#### TEXT SECTION

Contributor
Posts: 22

# Calculating the Mean of the Top Quintile of an Array in a User-Defined Function

I've set up the below code to demonstrate the challenge that I'm having. I would like to have a user-defined function that will return the average value of the top quintile of values passed in. The number of passed in values should be allowed to vary (so, passing in an array) and the array shouldn't have to be sorted prior to passing it in. Unfortunately, I can't seem to sort the array within the user-defined function. I've tried CALL SORTN and it doesn't seem to sort the values at all, but with no error message. When I try to sort the array in place within proc fcmp, I get an error that I can't assign values to the array, that they are read-only. When I try to copy the values into a new array, the function seems to require that I know the number of values in the array at compile time. Any assistance would be greatly appreciated. Also, if it is possible to do what I'm trying to do using built-in functions within SAS, that would be ideal.

########
#### DATA FOR THIS TASK

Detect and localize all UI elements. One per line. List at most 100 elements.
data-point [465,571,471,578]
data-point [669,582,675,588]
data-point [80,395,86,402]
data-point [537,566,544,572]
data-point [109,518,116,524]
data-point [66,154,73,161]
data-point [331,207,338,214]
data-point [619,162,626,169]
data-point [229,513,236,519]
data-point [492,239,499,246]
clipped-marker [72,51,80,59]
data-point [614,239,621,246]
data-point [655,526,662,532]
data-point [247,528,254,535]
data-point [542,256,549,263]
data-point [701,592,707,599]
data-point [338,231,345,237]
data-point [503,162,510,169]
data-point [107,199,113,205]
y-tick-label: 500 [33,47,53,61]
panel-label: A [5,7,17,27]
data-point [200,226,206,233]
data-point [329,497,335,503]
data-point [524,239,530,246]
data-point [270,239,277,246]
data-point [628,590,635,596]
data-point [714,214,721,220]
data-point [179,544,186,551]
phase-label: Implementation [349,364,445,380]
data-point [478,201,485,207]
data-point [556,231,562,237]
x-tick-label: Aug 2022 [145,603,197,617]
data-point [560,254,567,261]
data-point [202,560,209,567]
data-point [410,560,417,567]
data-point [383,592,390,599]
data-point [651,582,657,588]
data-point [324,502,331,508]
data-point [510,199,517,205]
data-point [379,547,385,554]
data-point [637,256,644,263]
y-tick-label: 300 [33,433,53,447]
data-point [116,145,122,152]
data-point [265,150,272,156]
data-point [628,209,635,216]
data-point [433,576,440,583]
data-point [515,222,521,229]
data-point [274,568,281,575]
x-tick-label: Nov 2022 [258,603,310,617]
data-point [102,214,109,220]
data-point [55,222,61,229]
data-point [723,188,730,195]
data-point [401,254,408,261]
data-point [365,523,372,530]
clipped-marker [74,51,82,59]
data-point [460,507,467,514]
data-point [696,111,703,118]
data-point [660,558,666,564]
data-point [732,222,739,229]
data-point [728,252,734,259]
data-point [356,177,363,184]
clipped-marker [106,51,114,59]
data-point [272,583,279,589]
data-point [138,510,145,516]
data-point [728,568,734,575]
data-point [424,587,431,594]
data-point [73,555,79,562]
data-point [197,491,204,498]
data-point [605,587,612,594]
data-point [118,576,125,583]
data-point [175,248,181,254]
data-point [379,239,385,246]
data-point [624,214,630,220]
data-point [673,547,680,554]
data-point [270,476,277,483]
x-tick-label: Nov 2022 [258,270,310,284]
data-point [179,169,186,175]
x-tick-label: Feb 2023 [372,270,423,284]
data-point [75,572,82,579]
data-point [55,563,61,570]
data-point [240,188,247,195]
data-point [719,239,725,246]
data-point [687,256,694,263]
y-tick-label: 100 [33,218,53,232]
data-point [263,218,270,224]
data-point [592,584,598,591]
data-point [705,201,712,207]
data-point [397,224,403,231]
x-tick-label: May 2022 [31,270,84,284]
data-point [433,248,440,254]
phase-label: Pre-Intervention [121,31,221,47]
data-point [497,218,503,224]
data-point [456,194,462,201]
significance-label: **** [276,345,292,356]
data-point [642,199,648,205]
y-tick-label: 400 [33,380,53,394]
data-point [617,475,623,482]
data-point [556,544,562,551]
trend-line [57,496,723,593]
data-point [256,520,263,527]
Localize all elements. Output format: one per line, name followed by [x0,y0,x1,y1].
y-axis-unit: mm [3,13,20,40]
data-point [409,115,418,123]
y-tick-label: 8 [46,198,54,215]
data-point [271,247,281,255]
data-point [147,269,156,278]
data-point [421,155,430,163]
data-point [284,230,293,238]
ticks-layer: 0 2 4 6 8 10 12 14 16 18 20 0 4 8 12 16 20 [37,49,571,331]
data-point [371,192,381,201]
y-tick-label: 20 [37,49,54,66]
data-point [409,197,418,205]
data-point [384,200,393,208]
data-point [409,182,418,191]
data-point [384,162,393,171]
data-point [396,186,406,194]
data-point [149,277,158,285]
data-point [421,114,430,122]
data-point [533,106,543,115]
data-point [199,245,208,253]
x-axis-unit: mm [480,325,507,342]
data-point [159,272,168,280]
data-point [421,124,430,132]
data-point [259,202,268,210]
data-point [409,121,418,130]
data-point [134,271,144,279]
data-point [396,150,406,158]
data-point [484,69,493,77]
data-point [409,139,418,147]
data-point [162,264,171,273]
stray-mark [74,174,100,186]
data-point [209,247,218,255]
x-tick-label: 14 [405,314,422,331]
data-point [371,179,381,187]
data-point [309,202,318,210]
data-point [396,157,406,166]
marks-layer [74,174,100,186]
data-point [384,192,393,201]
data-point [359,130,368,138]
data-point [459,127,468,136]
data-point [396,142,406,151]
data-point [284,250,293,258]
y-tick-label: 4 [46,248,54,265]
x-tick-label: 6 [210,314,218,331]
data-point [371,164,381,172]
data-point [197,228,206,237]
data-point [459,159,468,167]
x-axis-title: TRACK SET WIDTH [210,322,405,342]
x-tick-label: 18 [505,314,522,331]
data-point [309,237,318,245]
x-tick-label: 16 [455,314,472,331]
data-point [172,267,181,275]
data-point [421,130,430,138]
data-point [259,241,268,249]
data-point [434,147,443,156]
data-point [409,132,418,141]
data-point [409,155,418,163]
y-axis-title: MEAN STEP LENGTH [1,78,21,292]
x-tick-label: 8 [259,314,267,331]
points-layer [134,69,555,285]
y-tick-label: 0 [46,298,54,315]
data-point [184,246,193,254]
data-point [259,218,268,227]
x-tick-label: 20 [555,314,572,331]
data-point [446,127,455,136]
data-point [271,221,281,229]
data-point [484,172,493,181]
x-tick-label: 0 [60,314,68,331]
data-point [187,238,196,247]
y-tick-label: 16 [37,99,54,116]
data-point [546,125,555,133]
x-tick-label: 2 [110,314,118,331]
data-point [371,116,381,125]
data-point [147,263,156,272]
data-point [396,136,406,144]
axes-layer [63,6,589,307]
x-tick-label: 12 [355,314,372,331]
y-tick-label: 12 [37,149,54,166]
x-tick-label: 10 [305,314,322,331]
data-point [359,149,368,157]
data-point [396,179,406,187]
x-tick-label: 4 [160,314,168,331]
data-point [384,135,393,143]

########

TASKS TO COMPLETE:
**1)** Repeat the records line for line, beginning at the first line of the records and stopping after the line that contains "data-point [560,254,567,261]", with both of those lines included.
**2)** Continue the forum post about averaging the top quintile of an array in a user-defined function, starting right after its last sentence.

ANSWERS FOR THIS EXERCISE:
**1)**
Detect and localize all UI elements. One per line. List at most 100 elements.
data-point [465,571,471,578]
data-point [669,582,675,588]
data-point [80,395,86,402]
data-point [537,566,544,572]
data-point [109,518,116,524]
data-point [66,154,73,161]
data-point [331,207,338,214]
data-point [619,162,626,169]
data-point [229,513,236,519]
data-point [492,239,499,246]
clipped-marker [72,51,80,59]
data-point [614,239,621,246]
data-point [655,526,662,532]
data-point [247,528,254,535]
data-point [542,256,549,263]
data-point [701,592,707,599]
data-point [338,231,345,237]
data-point [503,162,510,169]
data-point [107,199,113,205]
y-tick-label: 500 [33,47,53,61]
panel-label: A [5,7,17,27]
data-point [200,226,206,233]
data-point [329,497,335,503]
data-point [524,239,530,246]
data-point [270,239,277,246]
data-point [628,590,635,596]
data-point [714,214,721,220]
data-point [179,544,186,551]
phase-label: Implementation [349,364,445,380]
data-point [478,201,485,207]
data-point [556,231,562,237]
x-tick-label: Aug 2022 [145,603,197,617]
data-point [560,254,567,261]

**2)**
PROC FCMP OUTLIB=SASUSER.FUNCS.TRIAL;

FUNCTION TOP_QUINTILE_MEAN(VALU

• ) VARARGS;
•    TQA = 0;

SUM=0;

C = 0;

COUNT = HBOUND(VALU);

CUTOFF = INT(COUNT/5);

IF CUTOFF < 1 THEN

DO;

CUTOFF = 1;

END;

/* SORT THE ARRAY */

/*   DO UNTIL (SORTED);*/

/*    SORTED=1;*/

/*     DO I = 1 TO COUNT - 1;*/

/*       IF VALU{I} < VALU {I+1} THEN*/

/*         DO;*/

/*            TEMP = VALU{I+1};*/

/*            VALU{I+1} = VALU{I};*/

/*            VALU{I} = TEMP;*/

/*          SORTED = 0;*/

/*            END;*/

/*     END;*/

/*   END;*/

DO J = CUTOFF TO 1 BY -1;

C=C+1;

SUM = SUM + VALU{J};

END;

TQA = SUM/C;

RETURN(TQA);

ENDSUB;

RUN;

OPTIONS CMPLIB = SASUSER.FUNCS;

data one;

input temp1 temp2 temp3 temp4 temp5 temp6 temp7 temp8 temp9 temp10;

datalines;

10 20 30 40 50 60 70 80 90 100

100 90 80 70 60 50 40 30 20 10

;

run;

data two;

set one;

array vals{10} _temporary_ ;

array temps{10} temp1 temp2 temp3 temp4 temp5 temp6 temp7 temp8 temp9 temp10;

do J = 1 to dim(vals);

vals(J) = temps(J);

end;

drop J;

DO UNTIL (SORTED);

SORTED=1;

DO I = 1 TO 9;

IF VALS{I} < VALS {I+1} THEN

DO;

TEMP = VALS{I+1};

VALS{I+1} = VALS{I};

VALS{I} = TEMP;

SORTED = 0;

END;

END;

END;

DROP I SORTED temp;

ans = top_quintile_mean(vals);

run;

Super User
Posts: 13,498

## Re: Calculating the Mean of the Top Quintile of an Array in a User-Defined Function

Might try using the PCTL function to find the appropriate starting value and select the values from the array larger than that value. Or possibly the LARGEST function.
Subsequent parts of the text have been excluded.